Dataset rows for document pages
::::::

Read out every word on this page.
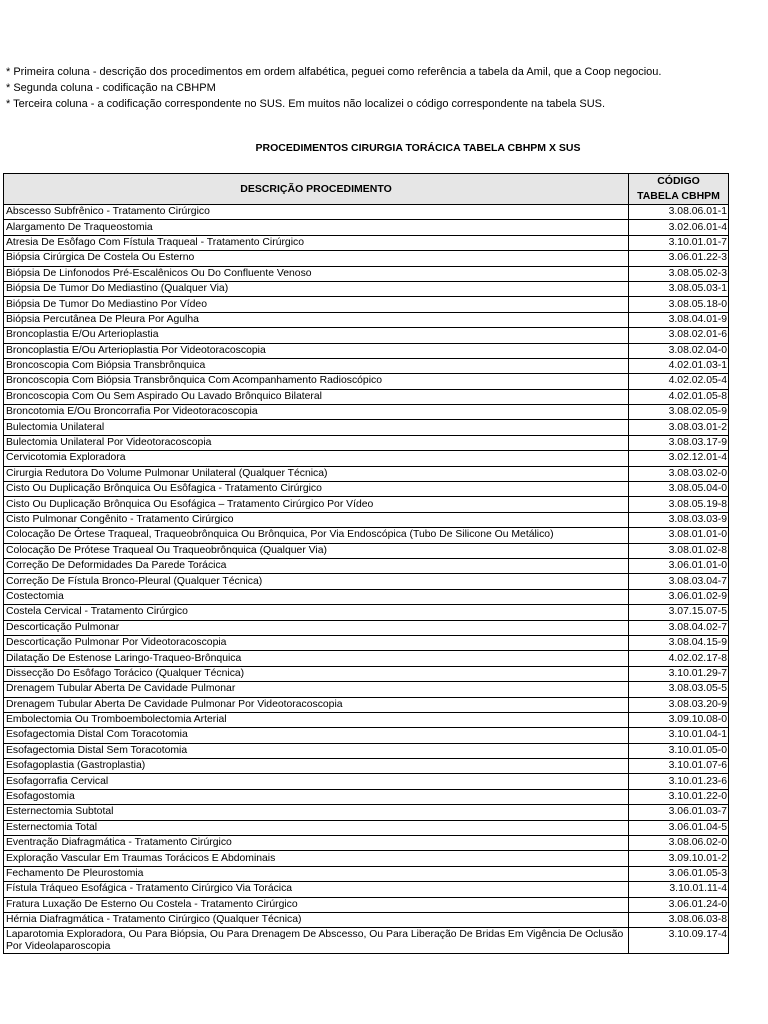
* Primeira coluna - descrição dos procedimentos em ordem alfabética, peguei como referência a tabela da Amil, que a Coop negociou.
* Segunda coluna - codificação na CBHPM
* Terceira coluna - a codificação correspondente no SUS. Em muitos não localizei o código correspondente na tabela SUS.
PROCEDIMENTOS CIRURGIA TORÁCICA TABELA CBHPM X SUS
DESCRIÇÃO PROCEDIMENTO	CÓDIGO
TABELA CBHPM

Abscesso Subfrênico - Tratamento Cirúrgico	3.08.06.01-1
Alargamento De Traqueostomia	3.02.06.01-4
Atresia De Esôfago Com Fístula Traqueal - Tratamento Cirúrgico	3.10.01.01-7
Biópsia Cirúrgica De Costela Ou Esterno	3.06.01.22-3
Biópsia De Linfonodos Pré-Escalênicos Ou Do Confluente Venoso	3.08.05.02-3
Biópsia De Tumor Do Mediastino (Qualquer Via)	3.08.05.03-1
Biópsia De Tumor Do Mediastino Por Vídeo	3.08.05.18-0
Biópsia Percutânea De Pleura Por Agulha	3.08.04.01-9
Broncoplastia E/Ou Arterioplastia	3.08.02.01-6
Broncoplastia E/Ou Arterioplastia Por Videotoracoscopia	3.08.02.04-0
Broncoscopia Com Biópsia Transbrônquica	4.02.01.03-1
Broncoscopia Com Biópsia Transbrônquica Com Acompanhamento Radioscópico	4.02.02.05-4
Broncoscopia Com Ou Sem Aspirado Ou Lavado Brônquico Bilateral	4.02.01.05-8
Broncotomia E/Ou Broncorrafia Por Videotoracoscopia	3.08.02.05-9
Bulectomia Unilateral	3.08.03.01-2
Bulectomia Unilateral Por Videotoracoscopia	3.08.03.17-9
Cervicotomia Exploradora	3.02.12.01-4
Cirurgia Redutora Do Volume Pulmonar Unilateral (Qualquer Técnica)	3.08.03.02-0
Cisto Ou Duplicação Brônquica Ou Esôfagica - Tratamento Cirúrgico	3.08.05.04-0
Cisto Ou Duplicação Brônquica Ou Esofágica – Tratamento Cirúrgico Por Vídeo	3.08.05.19-8
Cisto Pulmonar Congênito - Tratamento Cirúrgico	3.08.03.03-9
Colocação De Órtese Traqueal, Traqueobrônquica Ou Brônquica, Por Via Endoscópica (Tubo De Silicone Ou Metálico)	3.08.01.01-0
Colocação De Prótese Traqueal Ou Traqueobrônquica (Qualquer Via)	3.08.01.02-8
Correção De Deformidades Da Parede Torácica	3.06.01.01-0
Correção De Fístula Bronco-Pleural (Qualquer Técnica)	3.08.03.04-7
Costectomia	3.06.01.02-9
Costela Cervical - Tratamento Cirúrgico	3.07.15.07-5
Descorticação Pulmonar	3.08.04.02-7
Descorticação Pulmonar Por Videotoracoscopia	3.08.04.15-9
Dilatação De Estenose Laringo-Traqueo-Brônquica	4.02.02.17-8
Dissecção Do Esôfago Torácico (Qualquer Técnica)	3.10.01.29-7
Drenagem Tubular Aberta De Cavidade Pulmonar	3.08.03.05-5
Drenagem Tubular Aberta De Cavidade Pulmonar Por Videotoracoscopia	3.08.03.20-9
Embolectomia Ou Tromboembolectomia Arterial	3.09.10.08-0
Esofagectomia Distal Com Toracotomia	3.10.01.04-1
Esofagectomia Distal Sem Toracotomia	3.10.01.05-0
Esofagoplastia (Gastroplastia)	3.10.01.07-6
Esofagorrafia Cervical	3.10.01.23-6
Esofagostomia	3.10.01.22-0
Esternectomia Subtotal	3.06.01.03-7
Esternectomia Total	3.06.01.04-5
Eventração Diafragmática - Tratamento Cirúrgico	3.08.06.02-0
Exploração Vascular Em Traumas Torácicos E Abdominais	3.09.10.01-2
Fechamento De Pleurostomia	3.06.01.05-3
Fístula Tráqueo Esofágica - Tratamento Cirúrgico Via Torácica	3.10.01.11-4
Fratura Luxação De Esterno Ou Costela - Tratamento Cirúrgico	3.06.01.24-0
Hérnia Diafragmática - Tratamento Cirúrgico (Qualquer Técnica)	3.08.06.03-8

Laparotomia Exploradora, Ou Para Biópsia, Ou Para Drenagem De Abscesso, Ou Para Liberação De Bridas Em Vigência De Oclusão Por Videolaparoscopia	3.10.09.17-4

::::::

### Aim of the exercise
Your answer should be one number: how many lines above include the word "coluna".

### Answer below
3